SET TASK:
Skip every image and restate the data word for word.

DATA FOR THE TASK:
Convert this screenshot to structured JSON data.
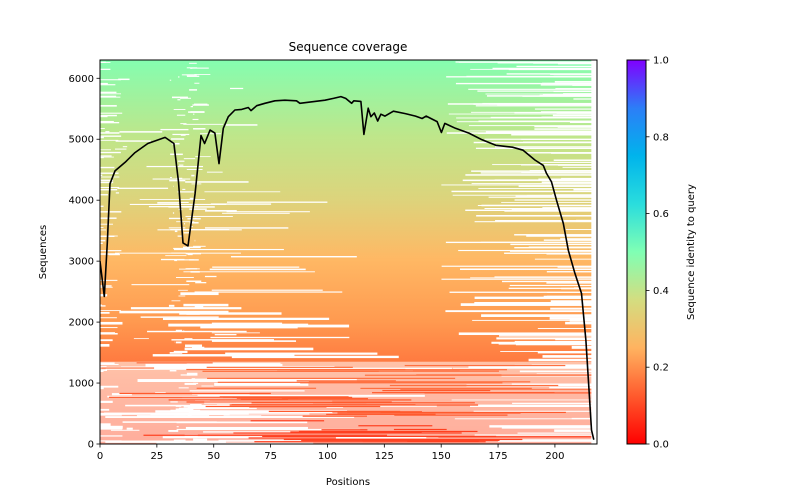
{
  "chart_data": {
    "type": "heatmap",
    "title": "Sequence coverage",
    "xlabel": "Positions",
    "ylabel": "Sequences",
    "xlim": [
      0,
      218.5
    ],
    "ylim": [
      0,
      6300
    ],
    "x_ticks": [
      0,
      25,
      50,
      75,
      100,
      125,
      150,
      175,
      200
    ],
    "x_tick_labels": [
      "0",
      "25",
      "50",
      "75",
      "100",
      "125",
      "150",
      "175",
      "200"
    ],
    "y_ticks": [
      0,
      1000,
      2000,
      3000,
      4000,
      5000,
      6000
    ],
    "y_tick_labels": [
      "0",
      "1000",
      "2000",
      "3000",
      "4000",
      "5000",
      "6000"
    ],
    "colorbar": {
      "label": "Sequence identity to query",
      "range": [
        0,
        1
      ],
      "ticks": [
        0.0,
        0.2,
        0.4,
        0.6,
        0.8,
        1.0
      ],
      "tick_labels": [
        "0.0",
        "0.2",
        "0.4",
        "0.6",
        "0.8",
        "1.0"
      ],
      "colormap": "rainbow_r",
      "stops": [
        "#ff0000",
        "#ff5a2d",
        "#ffb360",
        "#d4dd80",
        "#80ffb4",
        "#2adddd",
        "#00b4ec",
        "#2c7ef7",
        "#8000ff"
      ]
    },
    "identity_by_sequence": {
      "description_values": [
        [
          0,
          0.12
        ],
        [
          1000,
          0.16
        ],
        [
          2000,
          0.22
        ],
        [
          3000,
          0.28
        ],
        [
          4000,
          0.33
        ],
        [
          5000,
          0.4
        ],
        [
          6300,
          0.5
        ]
      ]
    },
    "coverage_line": {
      "name": "coverage",
      "color": "#000000",
      "x": [
        0,
        1.9,
        3.2,
        4.4,
        6.6,
        11,
        15.4,
        21,
        28.6,
        32.5,
        34.5,
        36.5,
        38.7,
        41.8,
        44.4,
        46,
        48.4,
        50.5,
        52.3,
        54.2,
        56.4,
        59.3,
        62.3,
        65.2,
        66.4,
        68.9,
        72.5,
        76.9,
        81.3,
        86.4,
        87.9,
        90.1,
        94.5,
        98.9,
        102.6,
        105.9,
        108,
        110.6,
        111.6,
        114.7,
        116,
        117.9,
        119.1,
        120.6,
        122.1,
        123.5,
        125.3,
        129,
        134.2,
        138.7,
        141.6,
        143.4,
        148.2,
        150.1,
        151.6,
        156.3,
        162.2,
        168,
        174,
        181.3,
        186,
        191.2,
        194.9,
        196.3,
        198.5,
        200.7,
        203.7,
        205.9,
        208.8,
        211.7,
        213.6,
        215,
        216.1,
        217.1
      ],
      "y": [
        3000,
        2420,
        3300,
        4270,
        4480,
        4620,
        4780,
        4930,
        5030,
        4930,
        4300,
        3300,
        3250,
        4110,
        5060,
        4930,
        5150,
        5100,
        4600,
        5180,
        5370,
        5480,
        5490,
        5520,
        5470,
        5550,
        5590,
        5630,
        5640,
        5630,
        5590,
        5600,
        5620,
        5640,
        5670,
        5700,
        5670,
        5590,
        5630,
        5620,
        5080,
        5510,
        5370,
        5430,
        5300,
        5410,
        5380,
        5460,
        5420,
        5380,
        5340,
        5380,
        5290,
        5110,
        5260,
        5180,
        5100,
        4990,
        4900,
        4870,
        4820,
        4660,
        4570,
        4440,
        4300,
        4000,
        3620,
        3180,
        2800,
        2470,
        1700,
        890,
        230,
        70
      ]
    }
  }
}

ANSWER TO THE EXERCISE:
Convert this screenshot to structured JSON data.
{
  "chart_data": {
    "type": "heatmap",
    "title": "Sequence coverage",
    "xlabel": "Positions",
    "ylabel": "Sequences",
    "xlim": [
      0,
      218.5
    ],
    "ylim": [
      0,
      6300
    ],
    "x_ticks": [
      0,
      25,
      50,
      75,
      100,
      125,
      150,
      175,
      200
    ],
    "x_tick_labels": [
      "0",
      "25",
      "50",
      "75",
      "100",
      "125",
      "150",
      "175",
      "200"
    ],
    "y_ticks": [
      0,
      1000,
      2000,
      3000,
      4000,
      5000,
      6000
    ],
    "y_tick_labels": [
      "0",
      "1000",
      "2000",
      "3000",
      "4000",
      "5000",
      "6000"
    ],
    "colorbar": {
      "label": "Sequence identity to query",
      "range": [
        0,
        1
      ],
      "ticks": [
        0.0,
        0.2,
        0.4,
        0.6,
        0.8,
        1.0
      ],
      "tick_labels": [
        "0.0",
        "0.2",
        "0.4",
        "0.6",
        "0.8",
        "1.0"
      ],
      "colormap": "rainbow_r",
      "stops": [
        "#ff0000",
        "#ff5a2d",
        "#ffb360",
        "#d4dd80",
        "#80ffb4",
        "#2adddd",
        "#00b4ec",
        "#2c7ef7",
        "#8000ff"
      ]
    },
    "identity_by_sequence": {
      "description_values": [
        [
          0,
          0.12
        ],
        [
          1000,
          0.16
        ],
        [
          2000,
          0.22
        ],
        [
          3000,
          0.28
        ],
        [
          4000,
          0.33
        ],
        [
          5000,
          0.4
        ],
        [
          6300,
          0.5
        ]
      ]
    },
    "coverage_line": {
      "name": "coverage",
      "color": "#000000",
      "x": [
        0,
        1.9,
        3.2,
        4.4,
        6.6,
        11,
        15.4,
        21,
        28.6,
        32.5,
        34.5,
        36.5,
        38.7,
        41.8,
        44.4,
        46,
        48.4,
        50.5,
        52.3,
        54.2,
        56.4,
        59.3,
        62.3,
        65.2,
        66.4,
        68.9,
        72.5,
        76.9,
        81.3,
        86.4,
        87.9,
        90.1,
        94.5,
        98.9,
        102.6,
        105.9,
        108,
        110.6,
        111.6,
        114.7,
        116,
        117.9,
        119.1,
        120.6,
        122.1,
        123.5,
        125.3,
        129,
        134.2,
        138.7,
        141.6,
        143.4,
        148.2,
        150.1,
        151.6,
        156.3,
        162.2,
        168,
        174,
        181.3,
        186,
        191.2,
        194.9,
        196.3,
        198.5,
        200.7,
        203.7,
        205.9,
        208.8,
        211.7,
        213.6,
        215,
        216.1,
        217.1
      ],
      "y": [
        3000,
        2420,
        3300,
        4270,
        4480,
        4620,
        4780,
        4930,
        5030,
        4930,
        4300,
        3300,
        3250,
        4110,
        5060,
        4930,
        5150,
        5100,
        4600,
        5180,
        5370,
        5480,
        5490,
        5520,
        5470,
        5550,
        5590,
        5630,
        5640,
        5630,
        5590,
        5600,
        5620,
        5640,
        5670,
        5700,
        5670,
        5590,
        5630,
        5620,
        5080,
        5510,
        5370,
        5430,
        5300,
        5410,
        5380,
        5460,
        5420,
        5380,
        5340,
        5380,
        5290,
        5110,
        5260,
        5180,
        5100,
        4990,
        4900,
        4870,
        4820,
        4660,
        4570,
        4440,
        4300,
        4000,
        3620,
        3180,
        2800,
        2470,
        1700,
        890,
        230,
        70
      ]
    }
  }
}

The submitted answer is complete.